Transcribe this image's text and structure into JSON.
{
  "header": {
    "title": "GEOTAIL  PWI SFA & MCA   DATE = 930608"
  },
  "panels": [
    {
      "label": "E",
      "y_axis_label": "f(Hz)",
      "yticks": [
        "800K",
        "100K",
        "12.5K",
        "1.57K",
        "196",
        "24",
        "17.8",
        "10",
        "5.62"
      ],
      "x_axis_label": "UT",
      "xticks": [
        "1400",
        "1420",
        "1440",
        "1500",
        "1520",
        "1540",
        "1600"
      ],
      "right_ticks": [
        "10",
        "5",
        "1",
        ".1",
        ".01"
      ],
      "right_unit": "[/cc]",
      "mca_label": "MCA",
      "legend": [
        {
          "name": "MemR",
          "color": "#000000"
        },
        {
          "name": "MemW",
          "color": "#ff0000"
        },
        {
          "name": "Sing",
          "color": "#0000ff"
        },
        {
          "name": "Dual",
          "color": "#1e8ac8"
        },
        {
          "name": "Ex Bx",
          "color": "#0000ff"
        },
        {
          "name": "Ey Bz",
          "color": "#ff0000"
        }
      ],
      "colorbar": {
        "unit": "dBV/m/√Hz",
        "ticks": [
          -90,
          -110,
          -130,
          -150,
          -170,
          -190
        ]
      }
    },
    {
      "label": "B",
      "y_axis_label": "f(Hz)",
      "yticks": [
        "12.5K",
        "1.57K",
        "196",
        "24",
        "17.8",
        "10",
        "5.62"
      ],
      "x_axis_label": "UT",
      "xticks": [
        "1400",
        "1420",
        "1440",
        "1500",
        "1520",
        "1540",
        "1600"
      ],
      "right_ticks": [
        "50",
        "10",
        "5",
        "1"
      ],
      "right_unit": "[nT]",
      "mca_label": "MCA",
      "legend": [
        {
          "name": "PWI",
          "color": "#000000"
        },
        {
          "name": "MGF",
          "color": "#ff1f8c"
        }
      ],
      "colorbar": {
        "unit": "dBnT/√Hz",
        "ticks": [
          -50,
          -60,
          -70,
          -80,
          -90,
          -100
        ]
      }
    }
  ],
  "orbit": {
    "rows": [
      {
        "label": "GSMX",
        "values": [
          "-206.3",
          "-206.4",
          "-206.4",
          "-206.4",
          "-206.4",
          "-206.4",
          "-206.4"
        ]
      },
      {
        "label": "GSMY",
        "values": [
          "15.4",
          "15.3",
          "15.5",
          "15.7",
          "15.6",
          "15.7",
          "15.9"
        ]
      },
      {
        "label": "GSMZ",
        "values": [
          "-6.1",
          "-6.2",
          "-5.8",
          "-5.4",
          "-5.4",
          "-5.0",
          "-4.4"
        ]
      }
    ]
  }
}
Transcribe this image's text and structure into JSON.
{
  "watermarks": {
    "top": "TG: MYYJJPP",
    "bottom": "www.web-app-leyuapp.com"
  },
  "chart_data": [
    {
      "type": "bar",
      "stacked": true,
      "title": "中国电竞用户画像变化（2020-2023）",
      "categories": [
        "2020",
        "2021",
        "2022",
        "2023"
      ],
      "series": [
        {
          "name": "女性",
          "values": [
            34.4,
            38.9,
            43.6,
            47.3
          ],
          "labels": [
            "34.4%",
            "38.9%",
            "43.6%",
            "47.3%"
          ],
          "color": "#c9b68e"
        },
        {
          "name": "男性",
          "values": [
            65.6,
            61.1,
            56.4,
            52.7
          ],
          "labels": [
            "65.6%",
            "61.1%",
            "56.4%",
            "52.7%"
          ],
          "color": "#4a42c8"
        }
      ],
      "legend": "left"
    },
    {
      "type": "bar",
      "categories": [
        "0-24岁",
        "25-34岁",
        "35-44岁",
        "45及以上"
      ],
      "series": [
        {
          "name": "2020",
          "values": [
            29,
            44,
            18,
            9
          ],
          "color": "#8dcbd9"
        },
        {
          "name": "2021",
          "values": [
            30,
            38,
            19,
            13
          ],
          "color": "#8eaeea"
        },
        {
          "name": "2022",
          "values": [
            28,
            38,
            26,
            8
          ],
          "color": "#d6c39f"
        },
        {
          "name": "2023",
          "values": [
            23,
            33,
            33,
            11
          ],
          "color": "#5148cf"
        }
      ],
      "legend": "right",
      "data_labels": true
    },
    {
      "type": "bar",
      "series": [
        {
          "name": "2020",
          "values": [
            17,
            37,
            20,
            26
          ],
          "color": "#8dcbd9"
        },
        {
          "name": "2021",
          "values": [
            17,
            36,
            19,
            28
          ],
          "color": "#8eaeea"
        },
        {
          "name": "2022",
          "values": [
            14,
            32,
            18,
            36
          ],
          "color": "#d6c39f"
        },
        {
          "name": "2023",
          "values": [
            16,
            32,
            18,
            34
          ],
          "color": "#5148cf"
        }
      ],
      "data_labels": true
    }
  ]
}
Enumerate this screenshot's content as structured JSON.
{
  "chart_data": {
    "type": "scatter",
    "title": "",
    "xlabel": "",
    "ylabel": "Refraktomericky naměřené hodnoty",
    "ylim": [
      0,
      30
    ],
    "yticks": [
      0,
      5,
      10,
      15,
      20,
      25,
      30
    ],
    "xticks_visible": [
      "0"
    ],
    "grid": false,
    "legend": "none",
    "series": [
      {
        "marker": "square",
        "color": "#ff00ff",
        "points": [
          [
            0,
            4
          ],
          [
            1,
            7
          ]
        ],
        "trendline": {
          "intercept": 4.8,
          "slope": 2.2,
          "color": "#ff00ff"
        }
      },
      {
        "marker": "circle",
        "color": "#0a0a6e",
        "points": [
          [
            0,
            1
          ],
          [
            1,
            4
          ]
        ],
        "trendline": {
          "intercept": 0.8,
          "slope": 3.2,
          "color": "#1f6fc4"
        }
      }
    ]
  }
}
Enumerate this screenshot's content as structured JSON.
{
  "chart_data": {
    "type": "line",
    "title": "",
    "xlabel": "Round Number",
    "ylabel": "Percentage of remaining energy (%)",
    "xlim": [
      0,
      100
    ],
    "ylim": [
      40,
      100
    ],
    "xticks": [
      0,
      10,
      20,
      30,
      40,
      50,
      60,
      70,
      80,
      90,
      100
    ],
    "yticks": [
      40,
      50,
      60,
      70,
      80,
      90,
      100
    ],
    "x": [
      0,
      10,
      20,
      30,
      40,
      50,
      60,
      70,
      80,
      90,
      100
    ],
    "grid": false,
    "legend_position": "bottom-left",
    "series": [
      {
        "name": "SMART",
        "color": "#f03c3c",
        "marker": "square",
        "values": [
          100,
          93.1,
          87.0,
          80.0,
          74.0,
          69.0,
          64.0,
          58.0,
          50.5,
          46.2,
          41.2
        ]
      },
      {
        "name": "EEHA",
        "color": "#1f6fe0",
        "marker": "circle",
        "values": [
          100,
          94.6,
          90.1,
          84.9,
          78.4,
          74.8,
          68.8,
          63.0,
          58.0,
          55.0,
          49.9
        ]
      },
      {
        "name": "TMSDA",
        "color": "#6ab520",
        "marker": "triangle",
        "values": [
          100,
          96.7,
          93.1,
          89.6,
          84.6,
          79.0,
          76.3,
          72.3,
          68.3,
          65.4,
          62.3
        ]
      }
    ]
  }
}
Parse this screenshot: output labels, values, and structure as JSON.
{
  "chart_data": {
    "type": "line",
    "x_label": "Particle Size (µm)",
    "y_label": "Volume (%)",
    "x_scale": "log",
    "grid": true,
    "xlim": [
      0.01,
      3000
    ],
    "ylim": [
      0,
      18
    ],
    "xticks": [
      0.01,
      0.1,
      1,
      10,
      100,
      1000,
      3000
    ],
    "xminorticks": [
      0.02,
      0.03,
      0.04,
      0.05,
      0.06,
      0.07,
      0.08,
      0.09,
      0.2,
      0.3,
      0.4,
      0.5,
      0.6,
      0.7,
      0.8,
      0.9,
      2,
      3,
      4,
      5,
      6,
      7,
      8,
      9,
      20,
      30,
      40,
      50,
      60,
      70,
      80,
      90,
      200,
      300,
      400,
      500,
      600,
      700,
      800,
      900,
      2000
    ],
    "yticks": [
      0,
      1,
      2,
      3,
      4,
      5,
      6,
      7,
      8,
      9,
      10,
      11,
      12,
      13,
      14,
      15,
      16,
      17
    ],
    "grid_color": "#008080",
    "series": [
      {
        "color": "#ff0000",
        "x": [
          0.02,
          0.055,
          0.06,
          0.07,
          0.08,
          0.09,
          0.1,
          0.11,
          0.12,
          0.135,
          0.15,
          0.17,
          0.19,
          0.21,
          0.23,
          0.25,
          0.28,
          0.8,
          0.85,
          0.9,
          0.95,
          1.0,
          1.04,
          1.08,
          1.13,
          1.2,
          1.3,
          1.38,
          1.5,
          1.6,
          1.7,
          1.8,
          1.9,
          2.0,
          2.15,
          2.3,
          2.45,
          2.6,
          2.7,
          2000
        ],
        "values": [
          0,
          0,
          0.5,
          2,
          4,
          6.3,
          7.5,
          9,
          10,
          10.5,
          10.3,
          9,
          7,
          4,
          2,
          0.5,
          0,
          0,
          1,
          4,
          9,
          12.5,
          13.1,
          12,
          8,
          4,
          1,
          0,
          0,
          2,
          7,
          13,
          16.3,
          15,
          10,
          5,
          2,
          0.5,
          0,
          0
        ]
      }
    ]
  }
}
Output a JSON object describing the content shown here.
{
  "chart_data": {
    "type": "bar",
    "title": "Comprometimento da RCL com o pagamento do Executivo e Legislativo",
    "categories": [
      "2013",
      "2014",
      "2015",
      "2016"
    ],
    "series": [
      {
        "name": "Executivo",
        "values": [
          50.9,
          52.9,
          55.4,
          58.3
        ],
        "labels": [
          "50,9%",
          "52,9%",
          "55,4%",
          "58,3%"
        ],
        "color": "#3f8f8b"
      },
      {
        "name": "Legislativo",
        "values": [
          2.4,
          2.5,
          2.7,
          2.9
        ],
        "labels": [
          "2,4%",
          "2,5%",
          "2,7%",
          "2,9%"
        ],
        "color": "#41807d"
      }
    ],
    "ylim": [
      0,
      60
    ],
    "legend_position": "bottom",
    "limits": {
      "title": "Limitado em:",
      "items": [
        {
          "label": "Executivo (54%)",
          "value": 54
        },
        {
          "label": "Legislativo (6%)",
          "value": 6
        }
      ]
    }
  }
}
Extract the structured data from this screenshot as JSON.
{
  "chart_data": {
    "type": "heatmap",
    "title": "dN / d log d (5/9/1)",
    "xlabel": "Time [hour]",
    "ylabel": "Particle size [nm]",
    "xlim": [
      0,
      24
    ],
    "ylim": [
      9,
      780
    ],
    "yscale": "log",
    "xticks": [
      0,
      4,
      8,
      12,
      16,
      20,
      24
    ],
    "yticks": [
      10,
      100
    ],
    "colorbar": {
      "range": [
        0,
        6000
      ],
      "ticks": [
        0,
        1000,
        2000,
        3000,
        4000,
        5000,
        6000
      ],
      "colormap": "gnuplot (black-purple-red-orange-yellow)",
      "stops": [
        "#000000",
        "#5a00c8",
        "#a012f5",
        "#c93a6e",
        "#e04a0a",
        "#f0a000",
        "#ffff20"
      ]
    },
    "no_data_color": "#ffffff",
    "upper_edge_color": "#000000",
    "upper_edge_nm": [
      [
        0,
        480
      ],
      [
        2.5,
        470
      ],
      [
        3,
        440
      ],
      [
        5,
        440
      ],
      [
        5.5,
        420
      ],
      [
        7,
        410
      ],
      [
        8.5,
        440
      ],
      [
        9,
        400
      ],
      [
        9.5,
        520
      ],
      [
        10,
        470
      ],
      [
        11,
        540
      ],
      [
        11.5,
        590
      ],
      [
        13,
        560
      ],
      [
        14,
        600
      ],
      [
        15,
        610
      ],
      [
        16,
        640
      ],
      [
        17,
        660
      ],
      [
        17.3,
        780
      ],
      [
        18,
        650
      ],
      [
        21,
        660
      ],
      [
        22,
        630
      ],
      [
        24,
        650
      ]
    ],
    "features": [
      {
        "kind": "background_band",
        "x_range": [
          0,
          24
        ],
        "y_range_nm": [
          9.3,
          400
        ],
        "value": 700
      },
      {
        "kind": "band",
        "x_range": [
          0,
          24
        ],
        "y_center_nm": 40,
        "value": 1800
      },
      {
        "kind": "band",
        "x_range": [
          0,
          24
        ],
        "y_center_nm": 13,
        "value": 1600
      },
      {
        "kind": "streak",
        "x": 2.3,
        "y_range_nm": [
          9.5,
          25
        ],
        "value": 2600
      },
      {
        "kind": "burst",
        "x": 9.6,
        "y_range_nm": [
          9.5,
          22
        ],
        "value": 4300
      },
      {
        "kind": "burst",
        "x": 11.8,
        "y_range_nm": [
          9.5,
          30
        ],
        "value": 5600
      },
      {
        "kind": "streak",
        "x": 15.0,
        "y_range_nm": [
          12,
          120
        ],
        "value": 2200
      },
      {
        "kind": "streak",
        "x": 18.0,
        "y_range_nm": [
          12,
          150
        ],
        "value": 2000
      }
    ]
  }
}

****************

> **WRITTEN TASK**: Find every line in the records that contains the word "left"; copy those lines.

> **RESULT OF THE TASK**:
      "legend": "left"
    "legend_position": "bottom-left",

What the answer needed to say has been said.